→ Stored data entries
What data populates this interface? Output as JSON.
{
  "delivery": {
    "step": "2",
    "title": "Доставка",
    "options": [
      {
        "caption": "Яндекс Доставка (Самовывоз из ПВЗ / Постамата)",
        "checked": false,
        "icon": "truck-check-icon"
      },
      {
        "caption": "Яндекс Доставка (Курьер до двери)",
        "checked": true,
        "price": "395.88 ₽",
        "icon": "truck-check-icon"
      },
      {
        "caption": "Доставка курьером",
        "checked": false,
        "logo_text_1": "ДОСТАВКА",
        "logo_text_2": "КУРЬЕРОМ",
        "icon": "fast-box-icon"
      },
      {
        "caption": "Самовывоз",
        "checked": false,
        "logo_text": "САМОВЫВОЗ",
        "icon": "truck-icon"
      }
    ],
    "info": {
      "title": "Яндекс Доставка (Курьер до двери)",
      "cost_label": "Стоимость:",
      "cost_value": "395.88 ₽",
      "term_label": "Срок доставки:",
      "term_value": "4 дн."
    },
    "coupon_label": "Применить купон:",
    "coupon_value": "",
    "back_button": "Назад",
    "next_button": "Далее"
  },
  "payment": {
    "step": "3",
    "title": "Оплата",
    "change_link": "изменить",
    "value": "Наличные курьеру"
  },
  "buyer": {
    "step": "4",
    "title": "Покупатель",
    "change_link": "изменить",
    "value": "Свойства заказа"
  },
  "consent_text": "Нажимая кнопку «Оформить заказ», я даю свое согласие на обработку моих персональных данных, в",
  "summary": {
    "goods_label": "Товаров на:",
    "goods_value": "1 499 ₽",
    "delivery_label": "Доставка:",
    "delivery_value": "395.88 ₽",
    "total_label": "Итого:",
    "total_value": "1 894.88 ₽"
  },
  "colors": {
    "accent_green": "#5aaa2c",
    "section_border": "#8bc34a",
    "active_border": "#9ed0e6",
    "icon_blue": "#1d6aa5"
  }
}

→ What you are asked to do
Go through the entries above and pull out each line with "caption" in it.

→ Task solution
        "caption": "Яндекс Доставка (Самовывоз из ПВЗ / Постамата)",
        "caption": "Яндекс Доставка (Курьер до двери)",
        "caption": "Доставка курьером",
        "caption": "Самовывоз",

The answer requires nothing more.